(begin)
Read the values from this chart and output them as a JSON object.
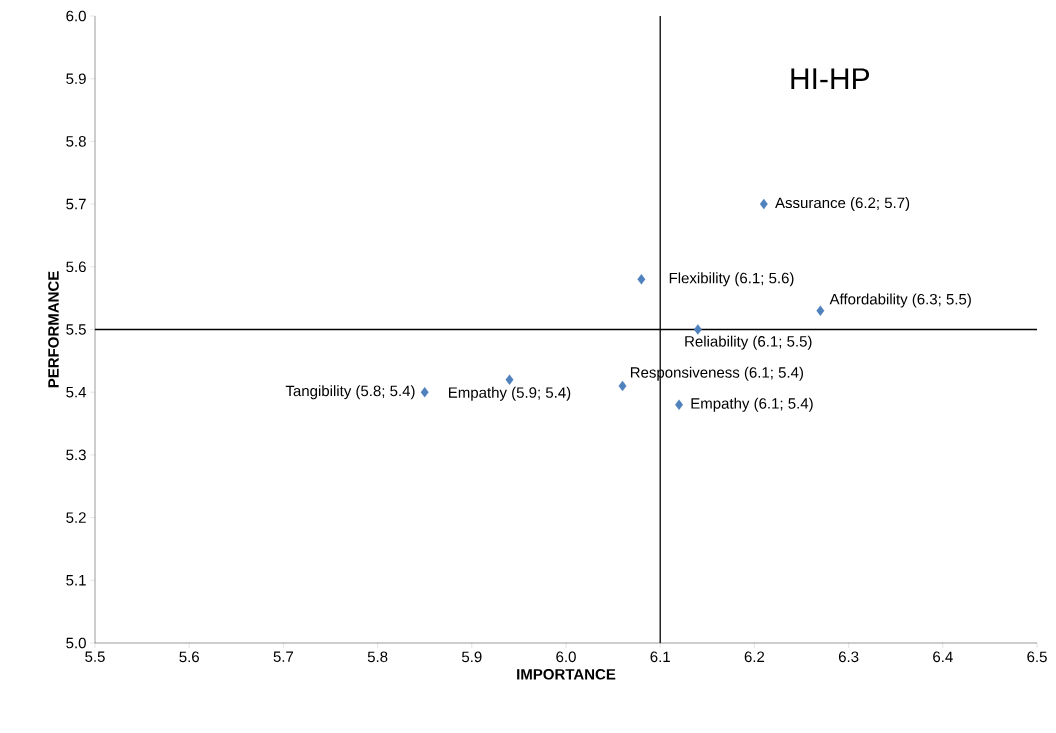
{
  "chart_data": {
    "type": "scatter",
    "xlabel": "IMPORTANCE",
    "ylabel": "PERFORMANCE",
    "annotations": [
      "HI-HP"
    ],
    "x": [
      6.21,
      6.08,
      6.27,
      6.14,
      6.06,
      6.12,
      5.94,
      5.85
    ],
    "values": [
      5.7,
      5.58,
      5.53,
      5.5,
      5.41,
      5.38,
      5.42,
      5.4
    ],
    "value_labels": [
      "Assurance (6.2; 5.7)",
      "Flexibility (6.1; 5.6)",
      "Affordability (6.3; 5.5)",
      "Reliability (6.1; 5.5)",
      "Responsiveness (6.1; 5.4)",
      "Empathy (6.1; 5.4)",
      "Empathy (5.9; 5.4)",
      "Tangibility (5.8; 5.4)"
    ],
    "color": "#4f81bd",
    "marker": "diamond",
    "grid": false,
    "xlim": [
      5.5,
      6.5
    ],
    "ylim": [
      5.0,
      6.0
    ],
    "xticks": [
      5.5,
      5.6,
      5.7,
      5.8,
      5.9,
      {
        "value": 6,
        "label": "6.0"
      },
      6.1,
      6.2,
      6.3,
      6.4,
      6.5
    ],
    "yticks": [
      {
        "value": 5,
        "label": "5.0"
      },
      5.1,
      5.2,
      5.3,
      5.4,
      5.5,
      5.6,
      5.7,
      5.8,
      5.9,
      {
        "value": 6,
        "label": "6.0"
      }
    ],
    "ref_lines": [
      {
        "axis": "x",
        "value": 6.1,
        "color": "#000000"
      },
      {
        "axis": "y",
        "value": 5.5,
        "color": "#000000"
      }
    ]
  }
}
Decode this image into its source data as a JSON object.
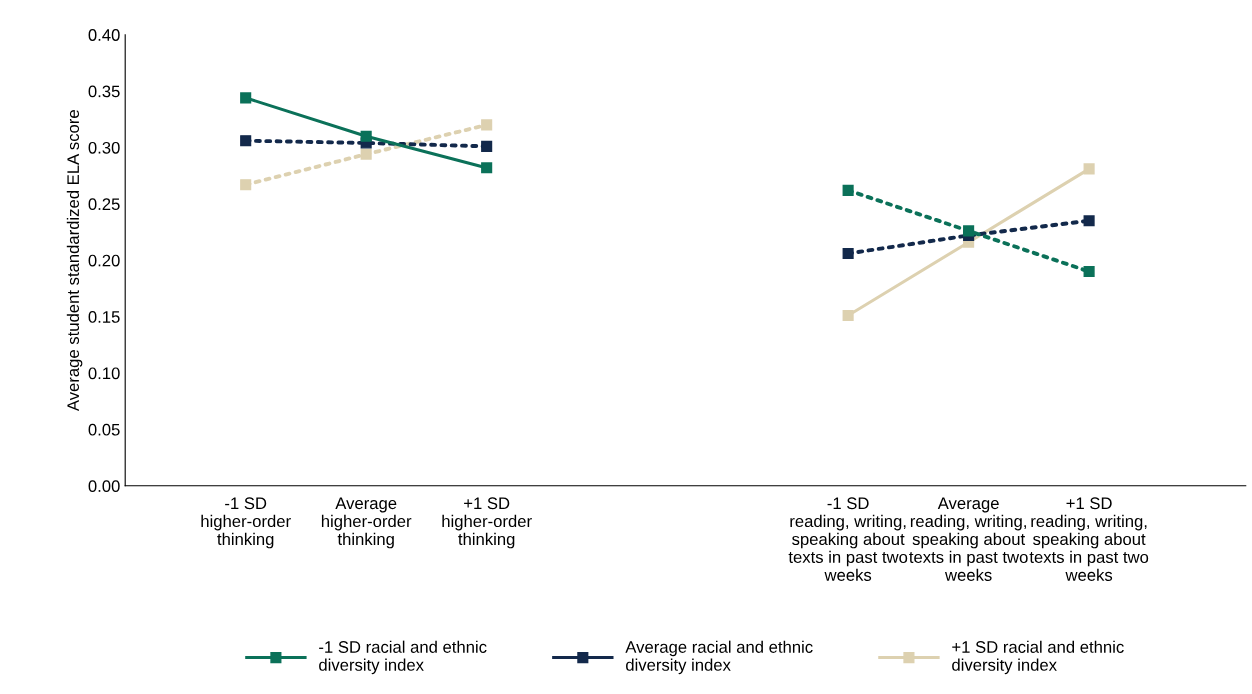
{
  "chart_data": {
    "type": "line",
    "ylabel": "Average student standardized ELA score",
    "categories": [
      "-1 SD\nhigher-order\nthinking",
      "Average\nhigher-order\nthinking",
      "+1 SD\nhigher-order\nthinking",
      null,
      null,
      "-1 SD\nreading, writing,\nspeaking about\ntexts in past two\nweeks",
      "Average\nreading, writing,\nspeaking about\ntexts in past two\nweeks",
      "+1 SD\nreading, writing,\nspeaking about\ntexts in past two\nweeks"
    ],
    "ylim": [
      0,
      0.4
    ],
    "yticks": [
      {
        "value": 0,
        "label": "0.00"
      },
      {
        "value": 0.05,
        "label": "0.05"
      },
      {
        "value": 0.1,
        "label": "0.10"
      },
      {
        "value": 0.15,
        "label": "0.15"
      },
      {
        "value": 0.2,
        "label": "0.20"
      },
      {
        "value": 0.25,
        "label": "0.25"
      },
      {
        "value": 0.3,
        "label": "0.30"
      },
      {
        "value": 0.35,
        "label": "0.35"
      },
      {
        "value": 0.4,
        "label": "0.40"
      }
    ],
    "marker": "square",
    "grid": false,
    "legend": "bottom",
    "series": [
      {
        "name": "-1 SD racial and ethnic\ndiversity index",
        "color": "#0b7159",
        "line_style": "solid",
        "values": [
          0.344,
          0.31,
          0.282,
          null,
          null,
          null,
          null,
          null
        ]
      },
      {
        "name": "Average racial and ethnic\ndiversity index",
        "color": "#13294b",
        "line_style": "dotted",
        "values": [
          0.306,
          0.304,
          0.301,
          null,
          null,
          null,
          null,
          null
        ]
      },
      {
        "name": "+1 SD racial and ethnic\ndiversity index",
        "color": "#ddd1b0",
        "line_style": "dotted",
        "values": [
          0.267,
          0.294,
          0.32,
          null,
          null,
          null,
          null,
          null
        ]
      },
      {
        "color": "#0b7159",
        "line_style": "dotted",
        "values": [
          null,
          null,
          null,
          null,
          null,
          0.262,
          0.226,
          0.19
        ]
      },
      {
        "color": "#13294b",
        "line_style": "dotted",
        "values": [
          null,
          null,
          null,
          null,
          null,
          0.206,
          0.222,
          0.235
        ]
      },
      {
        "color": "#ddd1b0",
        "line_style": "solid",
        "values": [
          null,
          null,
          null,
          null,
          null,
          0.151,
          0.216,
          0.281
        ]
      }
    ]
  }
}
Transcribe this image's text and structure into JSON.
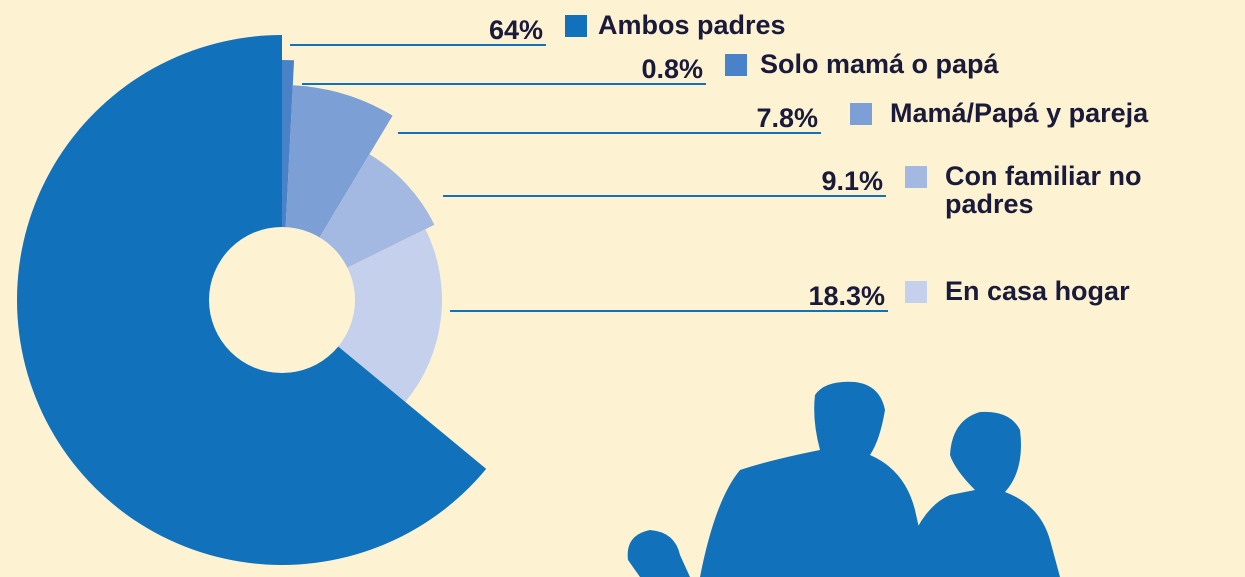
{
  "chart_data": {
    "type": "pie",
    "categories": [
      "Ambos padres",
      "Solo mamá o papá",
      "Mamá/Papá y pareja",
      "Con familiar no padres",
      "En casa hogar"
    ],
    "values": [
      64,
      0.8,
      7.8,
      9.1,
      18.3
    ],
    "value_labels": [
      "64%",
      "0.8%",
      "7.8%",
      "9.1%",
      "18.3%"
    ],
    "colors": [
      "#1172bb",
      "#4a82c9",
      "#7c9fd6",
      "#a3b9e1",
      "#c5d1ec"
    ]
  }
}
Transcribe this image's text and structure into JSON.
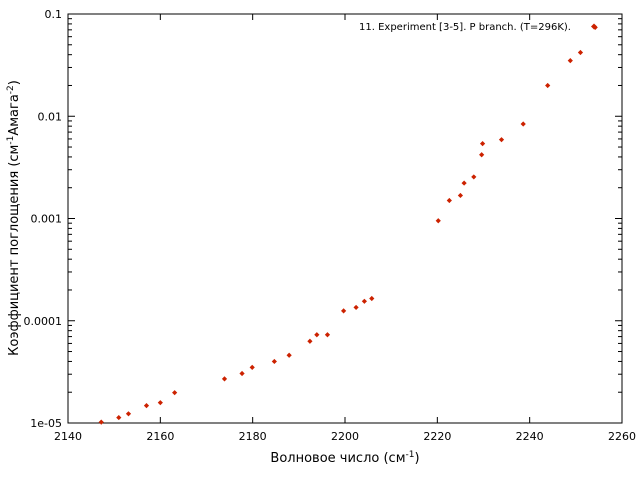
{
  "chart_data": {
    "type": "scatter",
    "xlabel": "Волновое число (см",
    "xlabel_sup": "-1",
    "xlabel_end": ")",
    "ylabel_parts": [
      "Коэффициент поглощения (см",
      "-1",
      "Амага",
      "-2",
      ")"
    ],
    "xlim": [
      2140,
      2260
    ],
    "ylim": [
      1e-05,
      0.1
    ],
    "yscale": "log",
    "grid": false,
    "legend_position": "top-right",
    "x_ticks": [
      2140,
      2160,
      2180,
      2200,
      2220,
      2240,
      2260
    ],
    "x_tick_labels": [
      "2140",
      "2160",
      "2180",
      "2200",
      "2220",
      "2240",
      "2260"
    ],
    "y_ticks": [
      1e-05,
      0.0001,
      0.001,
      0.01,
      0.1
    ],
    "y_tick_labels": [
      "1e-05",
      "0.0001",
      "0.001",
      "0.01",
      "0.1"
    ],
    "series": [
      {
        "name": "11. Experiment [3-5]. P branch. (T=296K).",
        "color": "#cc2200",
        "marker": "diamond",
        "x": [
          2147.2,
          2151.0,
          2153.1,
          2157.0,
          2160.0,
          2163.1,
          2173.9,
          2177.7,
          2179.9,
          2184.7,
          2187.9,
          2192.4,
          2193.9,
          2196.2,
          2199.7,
          2202.4,
          2204.2,
          2205.8,
          2220.2,
          2222.6,
          2225.0,
          2225.8,
          2227.9,
          2229.6,
          2229.8,
          2233.9,
          2238.6,
          2243.9,
          2248.8,
          2251.0,
          2254.2
        ],
        "y": [
          1.02e-05,
          1.13e-05,
          1.23e-05,
          1.48e-05,
          1.58e-05,
          1.98e-05,
          2.7e-05,
          3.05e-05,
          3.5e-05,
          4e-05,
          4.6e-05,
          6.3e-05,
          7.3e-05,
          7.3e-05,
          0.000125,
          0.000135,
          0.000155,
          0.000165,
          0.00095,
          0.0015,
          0.00168,
          0.00222,
          0.00255,
          0.0042,
          0.0054,
          0.0059,
          0.0084,
          0.02,
          0.035,
          0.042,
          0.074
        ]
      }
    ]
  }
}
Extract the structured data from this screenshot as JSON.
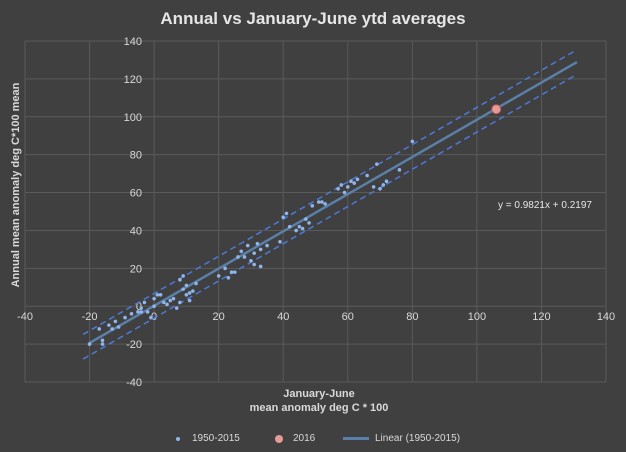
{
  "chart_data": {
    "type": "scatter",
    "title": "Annual vs  January-June ytd averages",
    "xlabel": [
      "January-June",
      "mean anomaly deg C * 100"
    ],
    "ylabel": "Annual mean  anomaly deg C*100 mean",
    "xlim": [
      -40,
      140
    ],
    "ylim": [
      -40,
      140
    ],
    "xticks": [
      "-40",
      "-20",
      "0",
      "20",
      "40",
      "60",
      "80",
      "100",
      "120",
      "140"
    ],
    "yticks": [
      "-40",
      "-20",
      "0",
      "20",
      "40",
      "60",
      "80",
      "100",
      "120",
      "140"
    ],
    "grid": true,
    "trendline": {
      "label": "Linear (1950-2015)",
      "slope": 0.9821,
      "intercept": 0.2197,
      "x_range": [
        -20,
        131
      ],
      "band_offset": 6.5,
      "equation_text": "y = 0.9821x + 0.2197"
    },
    "series": [
      {
        "name": "1950-2015",
        "color": "#8fb5ea",
        "points": [
          [
            -20,
            -20
          ],
          [
            -17,
            -12
          ],
          [
            -16,
            -18
          ],
          [
            -16,
            -20
          ],
          [
            -14,
            -10
          ],
          [
            -13,
            -12
          ],
          [
            -12,
            -8
          ],
          [
            -11,
            -11
          ],
          [
            -9,
            -6
          ],
          [
            -7,
            -4
          ],
          [
            -5,
            -3
          ],
          [
            -4,
            -1
          ],
          [
            -4,
            -3
          ],
          [
            -3,
            2
          ],
          [
            -2,
            -3
          ],
          [
            -1,
            -6
          ],
          [
            0,
            0
          ],
          [
            0,
            4
          ],
          [
            1,
            6
          ],
          [
            2,
            6
          ],
          [
            3,
            2
          ],
          [
            4,
            1
          ],
          [
            5,
            3
          ],
          [
            6,
            4
          ],
          [
            7,
            -1
          ],
          [
            8,
            2
          ],
          [
            8,
            14
          ],
          [
            9,
            16
          ],
          [
            9,
            9
          ],
          [
            10,
            11
          ],
          [
            10,
            6
          ],
          [
            11,
            3
          ],
          [
            11,
            7
          ],
          [
            12,
            8
          ],
          [
            13,
            12
          ],
          [
            20,
            16
          ],
          [
            22,
            20
          ],
          [
            23,
            15
          ],
          [
            24,
            18
          ],
          [
            25,
            18
          ],
          [
            26,
            26
          ],
          [
            27,
            29
          ],
          [
            28,
            26
          ],
          [
            29,
            32
          ],
          [
            30,
            24
          ],
          [
            31,
            28
          ],
          [
            31,
            22
          ],
          [
            32,
            33
          ],
          [
            33,
            30
          ],
          [
            33,
            21
          ],
          [
            35,
            32
          ],
          [
            39,
            34
          ],
          [
            40,
            47
          ],
          [
            41,
            49
          ],
          [
            42,
            42
          ],
          [
            44,
            40
          ],
          [
            45,
            42
          ],
          [
            46,
            41
          ],
          [
            47,
            46
          ],
          [
            48,
            44
          ],
          [
            49,
            53
          ],
          [
            51,
            55
          ],
          [
            52,
            55
          ],
          [
            53,
            54
          ],
          [
            57,
            62
          ],
          [
            58,
            64
          ],
          [
            59,
            60
          ],
          [
            60,
            63
          ],
          [
            61,
            66
          ],
          [
            62,
            65
          ],
          [
            63,
            67
          ],
          [
            66,
            69
          ],
          [
            68,
            63
          ],
          [
            69,
            75
          ],
          [
            70,
            62
          ],
          [
            71,
            64
          ],
          [
            72,
            66
          ],
          [
            76,
            72
          ],
          [
            80,
            87
          ]
        ]
      },
      {
        "name": "2016",
        "color": "#e89a96",
        "points": [
          [
            106,
            104
          ]
        ]
      }
    ],
    "legend": [
      "1950-2015",
      "2016",
      "Linear (1950-2015)"
    ]
  }
}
(end)
#### WHAT YOU ARE ASKED TO DO
Write only the number of lines that include "nhigher".

#### TASK SOLUTION
3